• _Written request_
Pictures do not belong in the copy, so please give every entry below again exactly.

• _Source data_
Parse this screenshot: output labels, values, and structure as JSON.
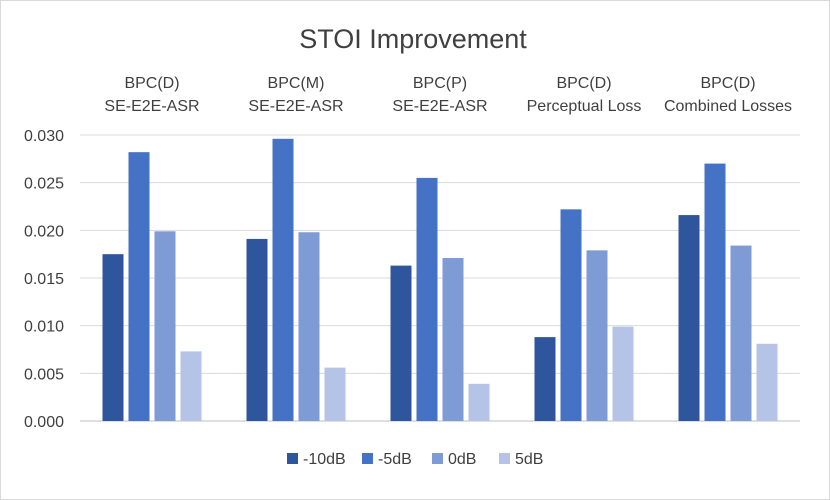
{
  "chart_data": {
    "type": "bar",
    "title": "STOI Improvement",
    "xlabel": "",
    "ylabel": "",
    "ylim": [
      0,
      0.03
    ],
    "yticks": [
      "0.000",
      "0.005",
      "0.010",
      "0.015",
      "0.020",
      "0.025",
      "0.030"
    ],
    "grid": true,
    "legend_position": "bottom",
    "categories": [
      [
        "BPC(D)",
        "SE-E2E-ASR"
      ],
      [
        "BPC(M)",
        "SE-E2E-ASR"
      ],
      [
        "BPC(P)",
        "SE-E2E-ASR"
      ],
      [
        "BPC(D)",
        "Perceptual Loss"
      ],
      [
        "BPC(D)",
        "Combined Losses"
      ]
    ],
    "series": [
      {
        "name": "-10dB",
        "color": "#2f569c",
        "values": [
          0.0175,
          0.0191,
          0.0163,
          0.0088,
          0.0216
        ]
      },
      {
        "name": "-5dB",
        "color": "#4472c4",
        "values": [
          0.0282,
          0.0296,
          0.0255,
          0.0222,
          0.027
        ]
      },
      {
        "name": "0dB",
        "color": "#7f9bd6",
        "values": [
          0.0199,
          0.0198,
          0.0171,
          0.0179,
          0.0184
        ]
      },
      {
        "name": "5dB",
        "color": "#b4c3e6",
        "values": [
          0.0073,
          0.0056,
          0.0039,
          0.0099,
          0.0081
        ]
      }
    ]
  }
}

• _Reply to the task_
Parse this screenshot: output labels, values, and structure as JSON.
{
  "chart_data": {
    "type": "bar",
    "title": "STOI Improvement",
    "xlabel": "",
    "ylabel": "",
    "ylim": [
      0,
      0.03
    ],
    "yticks": [
      "0.000",
      "0.005",
      "0.010",
      "0.015",
      "0.020",
      "0.025",
      "0.030"
    ],
    "grid": true,
    "legend_position": "bottom",
    "categories": [
      [
        "BPC(D)",
        "SE-E2E-ASR"
      ],
      [
        "BPC(M)",
        "SE-E2E-ASR"
      ],
      [
        "BPC(P)",
        "SE-E2E-ASR"
      ],
      [
        "BPC(D)",
        "Perceptual Loss"
      ],
      [
        "BPC(D)",
        "Combined Losses"
      ]
    ],
    "series": [
      {
        "name": "-10dB",
        "color": "#2f569c",
        "values": [
          0.0175,
          0.0191,
          0.0163,
          0.0088,
          0.0216
        ]
      },
      {
        "name": "-5dB",
        "color": "#4472c4",
        "values": [
          0.0282,
          0.0296,
          0.0255,
          0.0222,
          0.027
        ]
      },
      {
        "name": "0dB",
        "color": "#7f9bd6",
        "values": [
          0.0199,
          0.0198,
          0.0171,
          0.0179,
          0.0184
        ]
      },
      {
        "name": "5dB",
        "color": "#b4c3e6",
        "values": [
          0.0073,
          0.0056,
          0.0039,
          0.0099,
          0.0081
        ]
      }
    ]
  }
}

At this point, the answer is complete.